-- start of RECORDS SHOWN --

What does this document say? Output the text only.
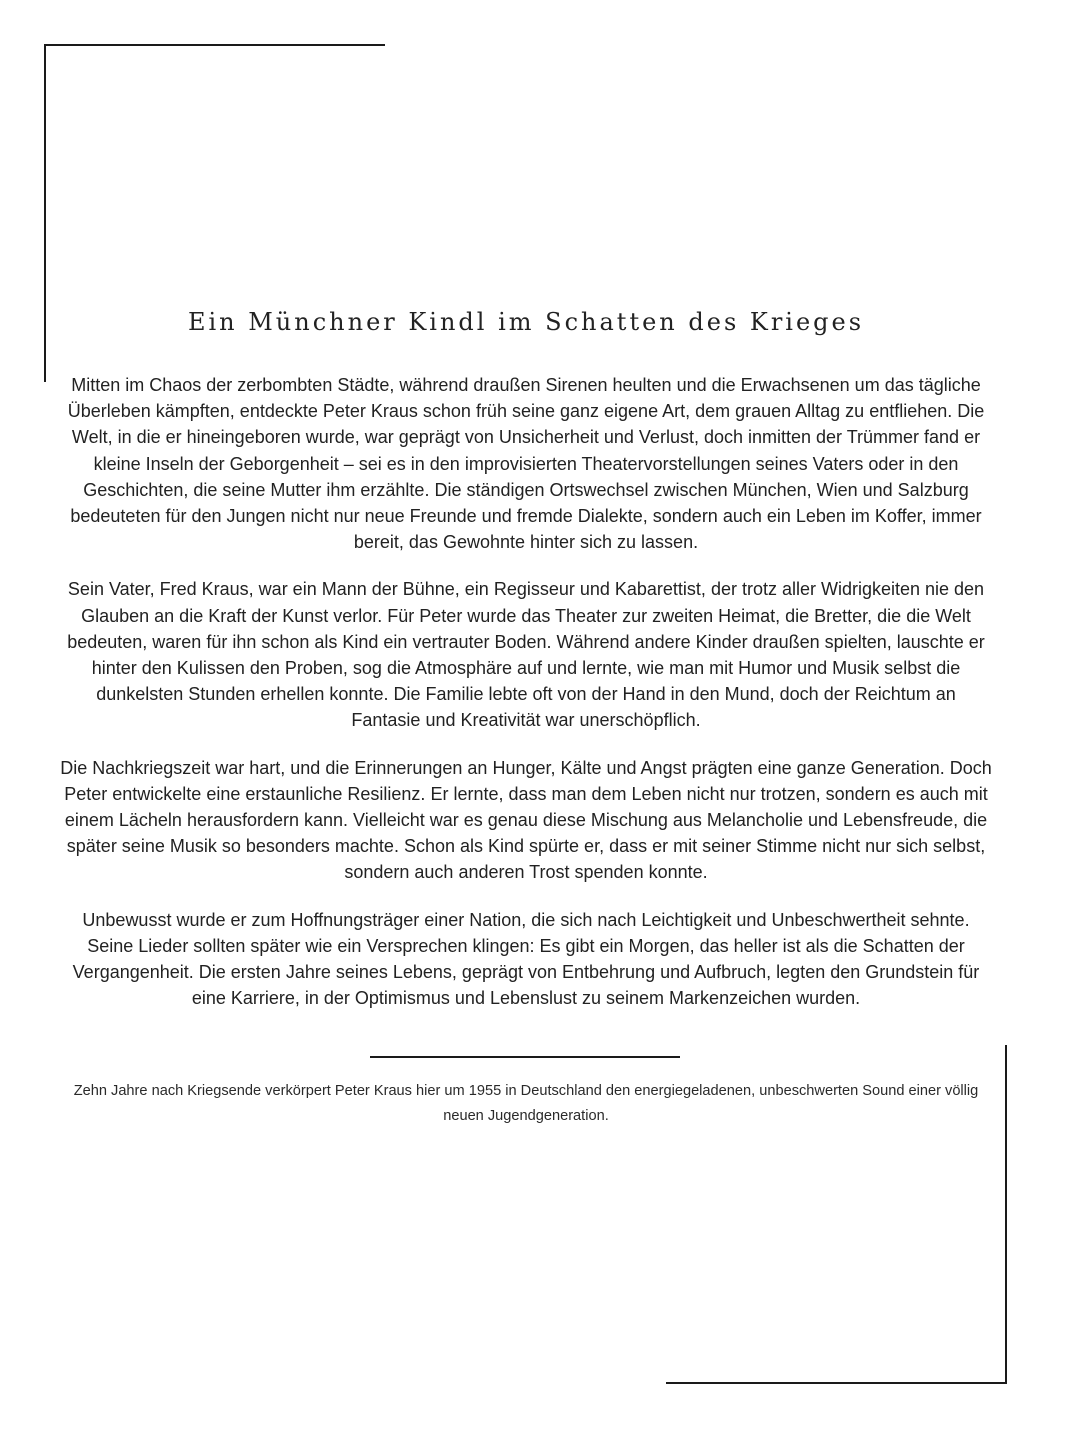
Ein Münchner Kindl im Schatten des Krieges

Mitten im Chaos der zerbombten Städte, während draußen Sirenen heulten und die Erwachsenen um das tägliche Überleben kämpften, entdeckte Peter Kraus schon früh seine ganz eigene Art, dem grauen Alltag zu entfliehen. Die Welt, in die er hineingeboren wurde, war geprägt von Unsicherheit und Verlust, doch inmitten der Trümmer fand er kleine Inseln der Geborgenheit – sei es in den improvisierten Theatervorstellungen seines Vaters oder in den Geschichten, die seine Mutter ihm erzählte. Die ständigen Ortswechsel zwischen München, Wien und Salzburg bedeuteten für den Jungen nicht nur neue Freunde und fremde Dialekte, sondern auch ein Leben im Koffer, immer bereit, das Gewohnte hinter sich zu lassen.

Sein Vater, Fred Kraus, war ein Mann der Bühne, ein Regisseur und Kabarettist, der trotz aller Widrigkeiten nie den Glauben an die Kraft der Kunst verlor. Für Peter wurde das Theater zur zweiten Heimat, die Bretter, die die Welt bedeuten, waren für ihn schon als Kind ein vertrauter Boden. Während andere Kinder draußen spielten, lauschte er hinter den Kulissen den Proben, sog die Atmosphäre auf und lernte, wie man mit Humor und Musik selbst die dunkelsten Stunden erhellen konnte. Die Familie lebte oft von der Hand in den Mund, doch der Reichtum an Fantasie und Kreativität war unerschöpflich.

Die Nachkriegszeit war hart, und die Erinnerungen an Hunger, Kälte und Angst prägten eine ganze Generation. Doch Peter entwickelte eine erstaunliche Resilienz. Er lernte, dass man dem Leben nicht nur trotzen, sondern es auch mit einem Lächeln herausfordern kann. Vielleicht war es genau diese Mischung aus Melancholie und Lebensfreude, die später seine Musik so besonders machte. Schon als Kind spürte er, dass er mit seiner Stimme nicht nur sich selbst, sondern auch anderen Trost spenden konnte.

Unbewusst wurde er zum Hoffnungsträger einer Nation, die sich nach Leichtigkeit und Unbeschwertheit sehnte. Seine Lieder sollten später wie ein Versprechen klingen: Es gibt ein Morgen, das heller ist als die Schatten der Vergangenheit. Die ersten Jahre seines Lebens, geprägt von Entbehrung und Aufbruch, legten den Grundstein für eine Karriere, in der Optimismus und Lebenslust zu seinem Markenzeichen wurden.

Zehn Jahre nach Kriegsende verkörpert Peter Kraus hier um 1955 in Deutschland den energiegeladenen, unbeschwerten Sound einer völlig neuen Jugendgeneration.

-- end of RECORDS SHOWN --

PROBLEM REQUIREMENTS >>
From the records above, copy every line that holds the word "nicht".

FINAL ANSWER >>
Mitten im Chaos der zerbombten Städte, während draußen Sirenen heulten und die Erwachsenen um das tägliche Überleben kämpften, entdeckte Peter Kraus schon früh seine ganz eigene Art, dem grauen Alltag zu entfliehen. Die Welt, in die er hineingeboren wurde, war geprägt von Unsicherheit und Verlust, doch inmitten der Trümmer fand er kleine Inseln der Geborgenheit – sei es in den improvisierten Theatervorstellungen seines Vaters oder in den Geschichten, die seine Mutter ihm erzählte. Die ständigen Ortswechsel zwischen München, Wien und Salzburg bedeuteten für den Jungen nicht nur neue Freunde und fremde Dialekte, sondern auch ein Leben im Koffer, immer bereit, das Gewohnte hinter sich zu lassen.
Die Nachkriegszeit war hart, und die Erinnerungen an Hunger, Kälte und Angst prägten eine ganze Generation. Doch Peter entwickelte eine erstaunliche Resilienz. Er lernte, dass man dem Leben nicht nur trotzen, sondern es auch mit einem Lächeln herausfordern kann. Vielleicht war es genau diese Mischung aus Melancholie und Lebensfreude, die später seine Musik so besonders machte. Schon als Kind spürte er, dass er mit seiner Stimme nicht nur sich selbst, sondern auch anderen Trost spenden konnte.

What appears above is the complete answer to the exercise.